Copy out all lines in the data below containing the string "title".
[start of AVAILABLE DATA]
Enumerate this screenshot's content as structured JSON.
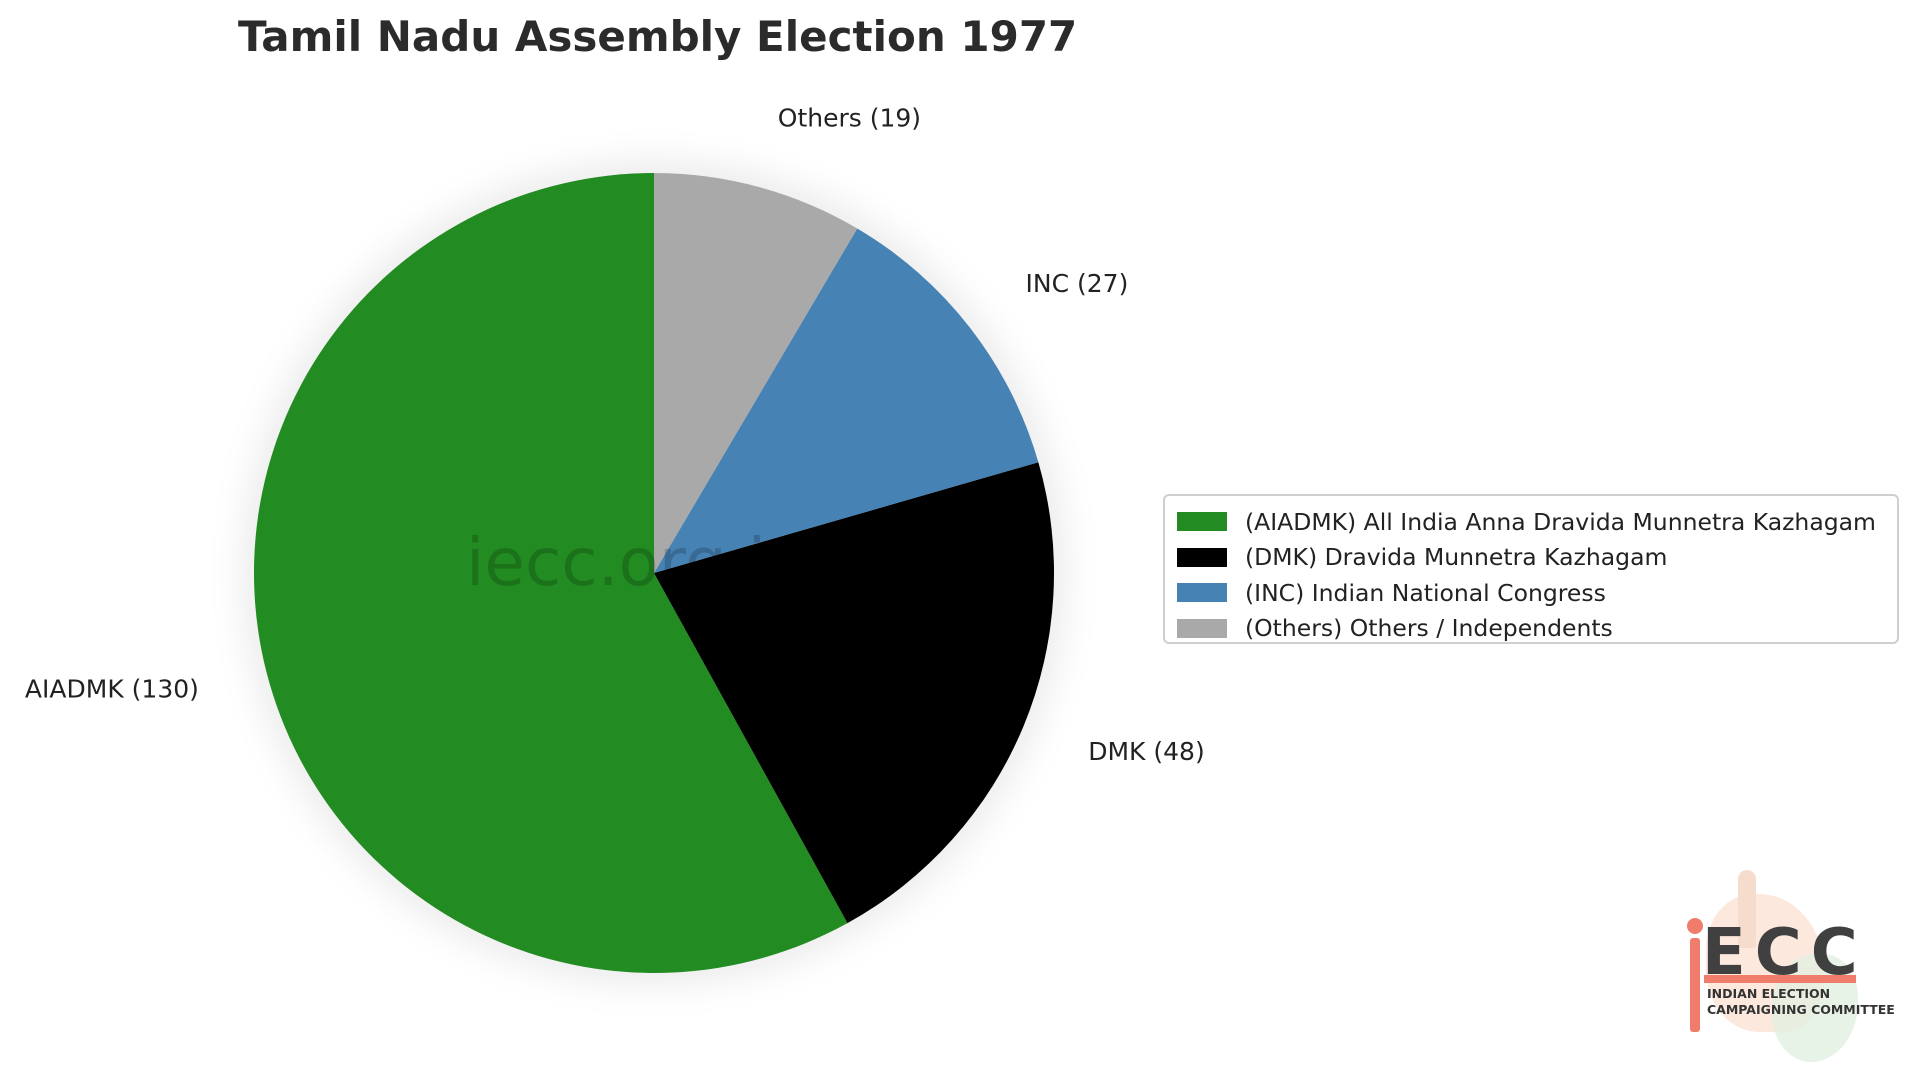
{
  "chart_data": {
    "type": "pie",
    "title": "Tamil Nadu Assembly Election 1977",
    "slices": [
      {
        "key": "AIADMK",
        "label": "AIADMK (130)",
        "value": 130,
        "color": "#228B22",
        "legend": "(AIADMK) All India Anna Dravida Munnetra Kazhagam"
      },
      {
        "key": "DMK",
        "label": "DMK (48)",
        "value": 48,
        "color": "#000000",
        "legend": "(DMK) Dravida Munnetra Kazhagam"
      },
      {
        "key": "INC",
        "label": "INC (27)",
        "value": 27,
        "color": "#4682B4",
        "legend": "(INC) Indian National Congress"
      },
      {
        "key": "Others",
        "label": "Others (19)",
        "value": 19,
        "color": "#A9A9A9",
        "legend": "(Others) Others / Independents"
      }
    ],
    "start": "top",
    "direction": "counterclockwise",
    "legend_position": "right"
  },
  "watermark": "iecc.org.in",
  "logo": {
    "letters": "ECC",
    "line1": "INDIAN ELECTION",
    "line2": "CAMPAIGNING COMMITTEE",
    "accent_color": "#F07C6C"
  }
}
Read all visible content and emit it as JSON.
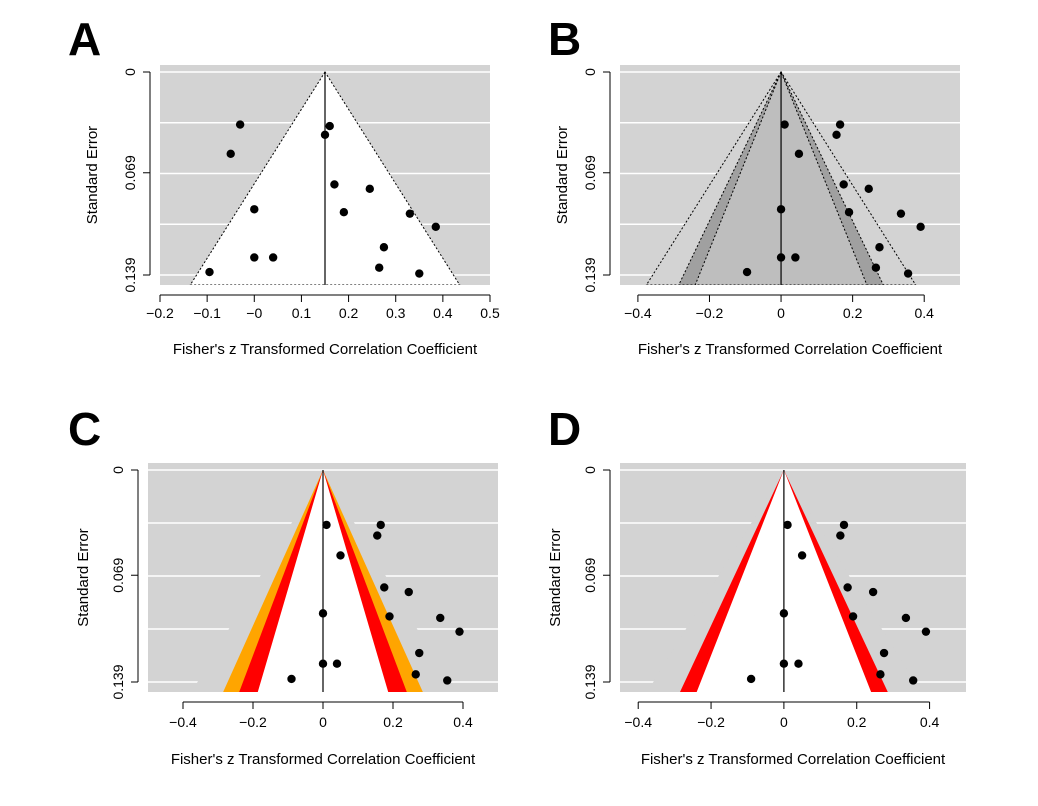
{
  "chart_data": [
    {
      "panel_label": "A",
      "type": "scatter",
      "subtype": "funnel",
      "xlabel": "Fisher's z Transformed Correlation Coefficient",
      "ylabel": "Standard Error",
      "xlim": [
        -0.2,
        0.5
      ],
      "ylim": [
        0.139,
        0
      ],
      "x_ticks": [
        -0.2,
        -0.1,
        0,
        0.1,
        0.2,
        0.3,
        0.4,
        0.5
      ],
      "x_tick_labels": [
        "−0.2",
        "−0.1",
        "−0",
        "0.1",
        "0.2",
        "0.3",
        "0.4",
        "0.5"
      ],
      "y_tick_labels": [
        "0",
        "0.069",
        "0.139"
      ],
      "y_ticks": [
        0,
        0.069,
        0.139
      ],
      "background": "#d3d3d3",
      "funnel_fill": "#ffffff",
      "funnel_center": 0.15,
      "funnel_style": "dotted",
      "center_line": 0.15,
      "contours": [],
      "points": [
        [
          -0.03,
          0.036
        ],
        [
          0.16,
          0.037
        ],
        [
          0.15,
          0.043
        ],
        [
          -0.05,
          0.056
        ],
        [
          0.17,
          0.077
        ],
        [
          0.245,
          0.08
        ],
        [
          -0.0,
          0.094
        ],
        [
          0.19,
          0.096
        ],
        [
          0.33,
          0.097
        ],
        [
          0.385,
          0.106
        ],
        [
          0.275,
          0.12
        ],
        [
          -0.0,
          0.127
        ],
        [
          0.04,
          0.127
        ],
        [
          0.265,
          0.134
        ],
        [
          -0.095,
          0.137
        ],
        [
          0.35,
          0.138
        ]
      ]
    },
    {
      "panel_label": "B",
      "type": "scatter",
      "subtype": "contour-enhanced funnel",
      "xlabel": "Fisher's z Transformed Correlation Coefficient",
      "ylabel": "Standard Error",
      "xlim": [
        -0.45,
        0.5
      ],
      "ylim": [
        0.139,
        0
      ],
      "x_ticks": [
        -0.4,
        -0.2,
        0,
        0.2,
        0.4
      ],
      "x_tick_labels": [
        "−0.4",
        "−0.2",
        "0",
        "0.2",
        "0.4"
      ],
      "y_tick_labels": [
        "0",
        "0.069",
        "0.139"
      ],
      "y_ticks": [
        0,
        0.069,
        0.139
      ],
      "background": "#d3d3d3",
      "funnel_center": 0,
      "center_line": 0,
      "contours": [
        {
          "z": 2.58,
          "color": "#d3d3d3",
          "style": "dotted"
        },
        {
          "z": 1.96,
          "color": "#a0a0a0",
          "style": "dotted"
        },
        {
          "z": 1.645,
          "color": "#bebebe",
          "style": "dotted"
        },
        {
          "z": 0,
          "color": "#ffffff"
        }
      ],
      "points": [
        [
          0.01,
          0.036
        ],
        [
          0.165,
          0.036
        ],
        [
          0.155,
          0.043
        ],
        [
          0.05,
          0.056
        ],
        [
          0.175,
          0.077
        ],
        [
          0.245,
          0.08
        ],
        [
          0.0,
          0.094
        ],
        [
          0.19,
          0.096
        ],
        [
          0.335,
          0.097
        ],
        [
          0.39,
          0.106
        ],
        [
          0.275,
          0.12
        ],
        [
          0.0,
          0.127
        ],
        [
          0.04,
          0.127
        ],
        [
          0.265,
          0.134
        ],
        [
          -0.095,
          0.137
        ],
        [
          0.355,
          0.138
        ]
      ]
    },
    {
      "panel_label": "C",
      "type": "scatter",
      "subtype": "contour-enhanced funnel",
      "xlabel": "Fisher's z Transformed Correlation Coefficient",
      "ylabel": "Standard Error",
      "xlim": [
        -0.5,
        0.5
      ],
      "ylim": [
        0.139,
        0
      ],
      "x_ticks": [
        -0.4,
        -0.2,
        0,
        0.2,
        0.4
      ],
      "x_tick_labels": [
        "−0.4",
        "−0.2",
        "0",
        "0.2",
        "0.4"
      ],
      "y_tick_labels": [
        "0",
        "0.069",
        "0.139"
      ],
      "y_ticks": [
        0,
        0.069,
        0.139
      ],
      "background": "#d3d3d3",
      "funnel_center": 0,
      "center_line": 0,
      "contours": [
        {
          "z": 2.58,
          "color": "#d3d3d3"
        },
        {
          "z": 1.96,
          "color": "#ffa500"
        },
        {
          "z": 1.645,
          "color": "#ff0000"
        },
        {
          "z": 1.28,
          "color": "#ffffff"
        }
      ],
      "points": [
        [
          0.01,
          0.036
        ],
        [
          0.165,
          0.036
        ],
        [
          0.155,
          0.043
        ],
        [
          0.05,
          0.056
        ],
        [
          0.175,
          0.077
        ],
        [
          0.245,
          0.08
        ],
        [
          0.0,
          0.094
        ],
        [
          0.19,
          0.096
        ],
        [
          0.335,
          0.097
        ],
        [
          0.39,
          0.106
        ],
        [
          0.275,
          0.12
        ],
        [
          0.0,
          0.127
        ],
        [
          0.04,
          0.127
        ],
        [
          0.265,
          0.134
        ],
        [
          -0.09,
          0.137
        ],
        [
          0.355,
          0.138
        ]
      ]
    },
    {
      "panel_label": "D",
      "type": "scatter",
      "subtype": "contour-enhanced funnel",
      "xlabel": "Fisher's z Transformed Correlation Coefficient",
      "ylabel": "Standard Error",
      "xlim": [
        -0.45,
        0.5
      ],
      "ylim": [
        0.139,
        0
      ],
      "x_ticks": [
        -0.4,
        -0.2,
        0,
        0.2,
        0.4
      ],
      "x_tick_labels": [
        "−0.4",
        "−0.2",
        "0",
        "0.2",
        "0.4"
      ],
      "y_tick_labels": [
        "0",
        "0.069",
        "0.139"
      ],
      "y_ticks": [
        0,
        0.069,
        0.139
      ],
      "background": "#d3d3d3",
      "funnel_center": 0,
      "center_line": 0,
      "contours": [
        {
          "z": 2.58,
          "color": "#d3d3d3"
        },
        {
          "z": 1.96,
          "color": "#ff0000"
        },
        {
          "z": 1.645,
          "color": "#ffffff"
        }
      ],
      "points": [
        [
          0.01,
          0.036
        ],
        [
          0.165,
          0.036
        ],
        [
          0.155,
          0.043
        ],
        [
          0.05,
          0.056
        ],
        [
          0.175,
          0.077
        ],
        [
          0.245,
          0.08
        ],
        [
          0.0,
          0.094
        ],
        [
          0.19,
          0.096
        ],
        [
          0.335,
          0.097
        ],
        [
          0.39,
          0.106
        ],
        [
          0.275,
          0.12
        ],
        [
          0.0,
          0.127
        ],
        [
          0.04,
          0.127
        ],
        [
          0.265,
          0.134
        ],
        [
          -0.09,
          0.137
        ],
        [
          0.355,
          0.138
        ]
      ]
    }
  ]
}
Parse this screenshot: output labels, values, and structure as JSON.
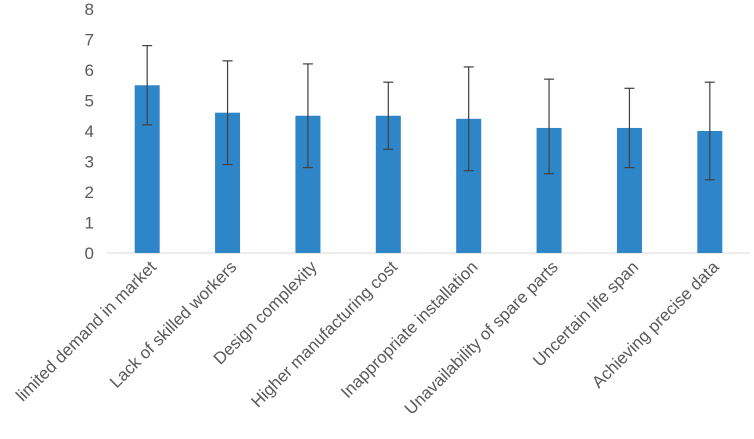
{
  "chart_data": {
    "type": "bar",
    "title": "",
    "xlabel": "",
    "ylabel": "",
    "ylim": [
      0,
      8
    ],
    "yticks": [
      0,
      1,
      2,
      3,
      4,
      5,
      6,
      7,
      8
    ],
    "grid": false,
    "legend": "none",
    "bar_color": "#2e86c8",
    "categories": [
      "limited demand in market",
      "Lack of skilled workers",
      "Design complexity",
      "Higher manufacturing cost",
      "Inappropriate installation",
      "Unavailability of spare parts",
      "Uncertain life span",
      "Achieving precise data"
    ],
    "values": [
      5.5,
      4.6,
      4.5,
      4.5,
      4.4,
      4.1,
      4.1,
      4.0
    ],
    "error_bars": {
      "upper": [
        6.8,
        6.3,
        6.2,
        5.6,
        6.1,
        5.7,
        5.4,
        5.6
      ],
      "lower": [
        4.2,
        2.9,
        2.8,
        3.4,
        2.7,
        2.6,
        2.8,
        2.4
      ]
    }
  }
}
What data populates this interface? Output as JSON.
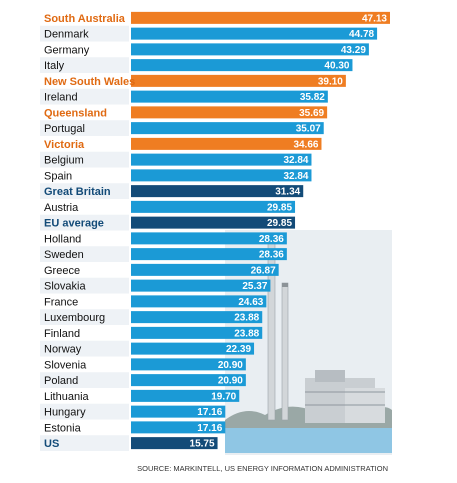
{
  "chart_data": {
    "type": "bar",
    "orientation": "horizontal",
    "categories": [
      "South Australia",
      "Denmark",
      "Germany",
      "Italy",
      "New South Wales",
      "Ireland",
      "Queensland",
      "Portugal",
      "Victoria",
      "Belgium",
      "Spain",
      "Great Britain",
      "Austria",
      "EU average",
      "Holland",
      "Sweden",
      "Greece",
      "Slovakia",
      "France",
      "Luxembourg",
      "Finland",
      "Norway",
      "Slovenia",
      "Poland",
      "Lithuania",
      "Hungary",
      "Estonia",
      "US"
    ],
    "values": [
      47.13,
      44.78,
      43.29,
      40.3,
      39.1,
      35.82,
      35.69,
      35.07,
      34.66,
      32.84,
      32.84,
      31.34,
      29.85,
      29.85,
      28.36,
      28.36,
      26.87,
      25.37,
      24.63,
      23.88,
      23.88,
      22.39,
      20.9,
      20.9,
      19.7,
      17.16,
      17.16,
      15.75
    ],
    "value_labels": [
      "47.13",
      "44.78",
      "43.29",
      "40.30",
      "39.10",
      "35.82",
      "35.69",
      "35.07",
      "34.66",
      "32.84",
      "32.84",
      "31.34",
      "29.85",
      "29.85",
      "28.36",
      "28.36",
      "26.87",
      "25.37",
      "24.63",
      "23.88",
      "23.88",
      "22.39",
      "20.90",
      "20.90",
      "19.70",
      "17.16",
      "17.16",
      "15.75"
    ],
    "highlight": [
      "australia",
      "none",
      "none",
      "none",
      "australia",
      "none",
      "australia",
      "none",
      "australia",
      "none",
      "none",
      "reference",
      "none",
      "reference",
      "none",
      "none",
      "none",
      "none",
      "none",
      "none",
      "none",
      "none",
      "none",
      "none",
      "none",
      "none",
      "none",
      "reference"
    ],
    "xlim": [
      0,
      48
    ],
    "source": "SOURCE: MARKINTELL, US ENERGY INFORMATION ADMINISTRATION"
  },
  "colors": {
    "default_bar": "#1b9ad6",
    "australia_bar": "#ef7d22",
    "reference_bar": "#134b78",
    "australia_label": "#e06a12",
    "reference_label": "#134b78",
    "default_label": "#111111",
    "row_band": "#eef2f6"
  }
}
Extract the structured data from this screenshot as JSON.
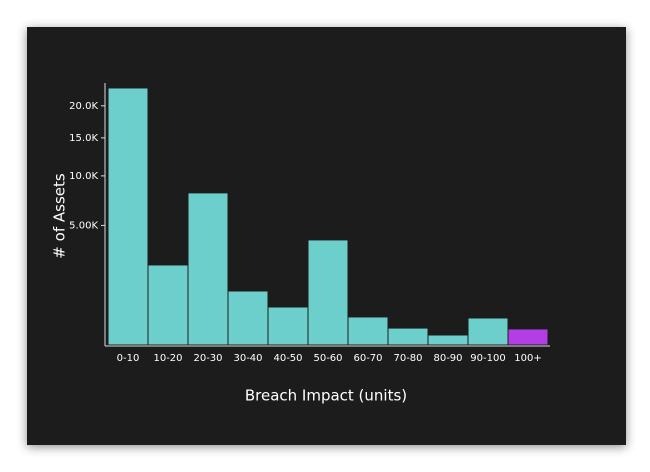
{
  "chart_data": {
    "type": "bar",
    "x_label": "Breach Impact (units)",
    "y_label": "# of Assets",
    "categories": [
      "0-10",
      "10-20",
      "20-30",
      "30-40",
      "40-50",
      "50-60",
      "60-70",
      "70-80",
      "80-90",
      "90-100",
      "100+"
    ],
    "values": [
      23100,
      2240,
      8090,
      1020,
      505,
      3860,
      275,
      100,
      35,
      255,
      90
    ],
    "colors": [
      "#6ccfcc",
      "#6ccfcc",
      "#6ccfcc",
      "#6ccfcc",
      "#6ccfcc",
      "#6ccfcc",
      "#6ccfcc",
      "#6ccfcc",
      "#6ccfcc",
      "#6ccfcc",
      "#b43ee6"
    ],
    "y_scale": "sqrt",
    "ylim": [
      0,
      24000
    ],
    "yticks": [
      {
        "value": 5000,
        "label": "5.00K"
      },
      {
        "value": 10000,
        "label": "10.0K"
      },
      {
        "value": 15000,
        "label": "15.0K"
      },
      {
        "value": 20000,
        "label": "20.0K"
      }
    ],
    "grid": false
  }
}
[end of AVAILABLE DATA]
### RESPONSE FOR THIS EXERCISE:
    "title": "Tamil Nadu Assembly Election 1977",
    "title": "",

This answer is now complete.